Problem requirements | Out of the lines in this data, how many include "consider"? Give the number and nothing else.

::::::::::

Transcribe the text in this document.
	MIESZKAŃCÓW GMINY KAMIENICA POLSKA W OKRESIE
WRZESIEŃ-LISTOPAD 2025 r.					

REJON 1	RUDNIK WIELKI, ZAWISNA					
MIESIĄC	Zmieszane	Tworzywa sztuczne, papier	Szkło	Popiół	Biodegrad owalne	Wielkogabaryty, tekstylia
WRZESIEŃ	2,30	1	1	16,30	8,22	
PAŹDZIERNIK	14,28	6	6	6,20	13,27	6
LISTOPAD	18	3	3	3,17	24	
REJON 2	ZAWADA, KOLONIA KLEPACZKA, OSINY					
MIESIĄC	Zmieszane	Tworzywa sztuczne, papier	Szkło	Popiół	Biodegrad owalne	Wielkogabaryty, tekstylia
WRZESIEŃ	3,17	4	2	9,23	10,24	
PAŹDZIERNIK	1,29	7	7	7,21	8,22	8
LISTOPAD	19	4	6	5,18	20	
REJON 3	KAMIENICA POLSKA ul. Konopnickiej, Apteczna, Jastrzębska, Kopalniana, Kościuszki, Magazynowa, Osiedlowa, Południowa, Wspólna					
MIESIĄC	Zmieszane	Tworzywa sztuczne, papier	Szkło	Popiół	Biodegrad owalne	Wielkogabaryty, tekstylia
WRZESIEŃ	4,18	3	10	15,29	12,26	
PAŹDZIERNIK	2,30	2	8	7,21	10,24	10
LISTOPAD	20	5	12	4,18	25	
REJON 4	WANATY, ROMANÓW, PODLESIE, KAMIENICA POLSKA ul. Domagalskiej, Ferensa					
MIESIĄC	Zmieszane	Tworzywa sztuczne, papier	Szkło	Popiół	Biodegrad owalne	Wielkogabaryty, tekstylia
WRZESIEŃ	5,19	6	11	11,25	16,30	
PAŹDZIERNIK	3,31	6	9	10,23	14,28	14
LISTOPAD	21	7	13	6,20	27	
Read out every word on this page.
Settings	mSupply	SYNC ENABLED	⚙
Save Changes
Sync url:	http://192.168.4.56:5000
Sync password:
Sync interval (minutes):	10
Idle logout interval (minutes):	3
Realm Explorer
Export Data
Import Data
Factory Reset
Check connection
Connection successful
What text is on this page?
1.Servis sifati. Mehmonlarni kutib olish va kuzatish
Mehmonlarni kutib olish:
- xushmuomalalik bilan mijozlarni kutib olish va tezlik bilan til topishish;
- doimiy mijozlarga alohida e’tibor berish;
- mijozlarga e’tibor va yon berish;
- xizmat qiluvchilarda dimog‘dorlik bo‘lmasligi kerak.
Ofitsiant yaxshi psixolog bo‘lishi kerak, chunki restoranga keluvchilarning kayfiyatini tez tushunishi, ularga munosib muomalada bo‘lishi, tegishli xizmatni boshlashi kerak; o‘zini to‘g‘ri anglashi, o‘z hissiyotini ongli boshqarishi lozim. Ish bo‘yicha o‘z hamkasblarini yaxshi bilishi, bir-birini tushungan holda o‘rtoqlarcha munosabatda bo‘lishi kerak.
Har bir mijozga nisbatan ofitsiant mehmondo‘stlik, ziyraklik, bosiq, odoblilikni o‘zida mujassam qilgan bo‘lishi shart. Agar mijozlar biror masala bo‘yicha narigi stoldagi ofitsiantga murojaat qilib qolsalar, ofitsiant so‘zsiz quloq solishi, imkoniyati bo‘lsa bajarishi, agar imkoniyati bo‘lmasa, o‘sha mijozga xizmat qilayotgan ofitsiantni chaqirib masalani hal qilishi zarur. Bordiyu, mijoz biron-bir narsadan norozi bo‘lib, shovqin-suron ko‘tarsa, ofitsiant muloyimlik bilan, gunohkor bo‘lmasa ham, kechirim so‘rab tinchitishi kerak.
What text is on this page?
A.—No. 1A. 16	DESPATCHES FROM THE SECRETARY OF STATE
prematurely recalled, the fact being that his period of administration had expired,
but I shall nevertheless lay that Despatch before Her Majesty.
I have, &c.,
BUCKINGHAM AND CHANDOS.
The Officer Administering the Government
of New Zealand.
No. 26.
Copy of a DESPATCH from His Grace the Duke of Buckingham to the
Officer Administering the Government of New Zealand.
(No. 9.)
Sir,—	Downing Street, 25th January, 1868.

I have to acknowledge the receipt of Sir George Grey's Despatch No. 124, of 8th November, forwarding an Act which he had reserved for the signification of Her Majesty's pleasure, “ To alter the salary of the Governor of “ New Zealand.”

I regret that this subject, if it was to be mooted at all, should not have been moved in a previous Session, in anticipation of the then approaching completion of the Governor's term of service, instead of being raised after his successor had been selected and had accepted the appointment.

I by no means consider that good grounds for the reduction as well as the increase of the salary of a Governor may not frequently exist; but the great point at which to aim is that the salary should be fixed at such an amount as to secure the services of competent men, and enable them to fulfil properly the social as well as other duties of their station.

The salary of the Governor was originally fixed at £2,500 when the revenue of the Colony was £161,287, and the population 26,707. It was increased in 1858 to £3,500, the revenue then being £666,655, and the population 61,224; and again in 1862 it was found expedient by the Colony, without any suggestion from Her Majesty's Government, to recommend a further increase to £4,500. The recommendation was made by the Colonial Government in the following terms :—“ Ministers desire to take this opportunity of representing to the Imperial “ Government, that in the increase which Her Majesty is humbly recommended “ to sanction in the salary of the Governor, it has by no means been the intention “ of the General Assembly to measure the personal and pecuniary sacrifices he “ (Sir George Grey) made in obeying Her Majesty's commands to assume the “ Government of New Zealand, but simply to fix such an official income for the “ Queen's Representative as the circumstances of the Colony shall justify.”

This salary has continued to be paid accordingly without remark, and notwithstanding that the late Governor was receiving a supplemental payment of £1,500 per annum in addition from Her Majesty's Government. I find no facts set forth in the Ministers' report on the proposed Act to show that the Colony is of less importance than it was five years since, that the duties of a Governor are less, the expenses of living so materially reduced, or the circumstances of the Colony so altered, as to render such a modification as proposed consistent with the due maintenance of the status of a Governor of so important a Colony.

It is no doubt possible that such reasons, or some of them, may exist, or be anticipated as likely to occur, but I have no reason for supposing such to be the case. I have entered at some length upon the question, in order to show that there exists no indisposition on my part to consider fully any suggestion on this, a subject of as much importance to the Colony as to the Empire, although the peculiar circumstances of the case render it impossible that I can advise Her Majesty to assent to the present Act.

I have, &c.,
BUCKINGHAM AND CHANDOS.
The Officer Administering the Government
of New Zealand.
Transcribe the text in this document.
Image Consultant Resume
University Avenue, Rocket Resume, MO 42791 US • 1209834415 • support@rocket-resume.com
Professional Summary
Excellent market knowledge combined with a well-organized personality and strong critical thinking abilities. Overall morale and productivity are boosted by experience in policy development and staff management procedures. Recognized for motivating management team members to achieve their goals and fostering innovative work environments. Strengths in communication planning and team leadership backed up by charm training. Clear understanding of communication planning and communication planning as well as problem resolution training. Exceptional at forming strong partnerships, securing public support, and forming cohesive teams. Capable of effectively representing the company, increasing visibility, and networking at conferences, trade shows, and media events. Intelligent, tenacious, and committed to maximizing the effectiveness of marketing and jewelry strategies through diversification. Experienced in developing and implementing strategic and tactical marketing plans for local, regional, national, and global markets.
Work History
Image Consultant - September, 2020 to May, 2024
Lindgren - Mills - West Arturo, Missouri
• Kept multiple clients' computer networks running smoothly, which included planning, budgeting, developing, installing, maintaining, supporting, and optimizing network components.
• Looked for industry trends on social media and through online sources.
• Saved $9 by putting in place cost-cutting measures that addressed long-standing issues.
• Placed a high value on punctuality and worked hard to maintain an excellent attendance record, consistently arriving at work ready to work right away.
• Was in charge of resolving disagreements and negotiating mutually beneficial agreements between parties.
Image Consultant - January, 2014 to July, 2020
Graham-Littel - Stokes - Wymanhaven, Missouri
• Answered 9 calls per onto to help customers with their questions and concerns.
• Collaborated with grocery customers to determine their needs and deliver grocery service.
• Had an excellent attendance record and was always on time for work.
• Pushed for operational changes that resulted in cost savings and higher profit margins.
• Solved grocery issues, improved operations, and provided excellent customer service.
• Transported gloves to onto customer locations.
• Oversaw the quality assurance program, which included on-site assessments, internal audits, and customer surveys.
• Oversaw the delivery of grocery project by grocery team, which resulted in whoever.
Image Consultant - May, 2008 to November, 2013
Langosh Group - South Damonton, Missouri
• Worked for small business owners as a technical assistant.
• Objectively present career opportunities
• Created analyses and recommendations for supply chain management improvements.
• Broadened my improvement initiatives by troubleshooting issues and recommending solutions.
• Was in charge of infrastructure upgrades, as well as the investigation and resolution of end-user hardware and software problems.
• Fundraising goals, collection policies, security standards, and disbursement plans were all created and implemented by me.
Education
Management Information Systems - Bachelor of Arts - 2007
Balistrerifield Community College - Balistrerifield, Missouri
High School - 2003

::::::::::

The output | 2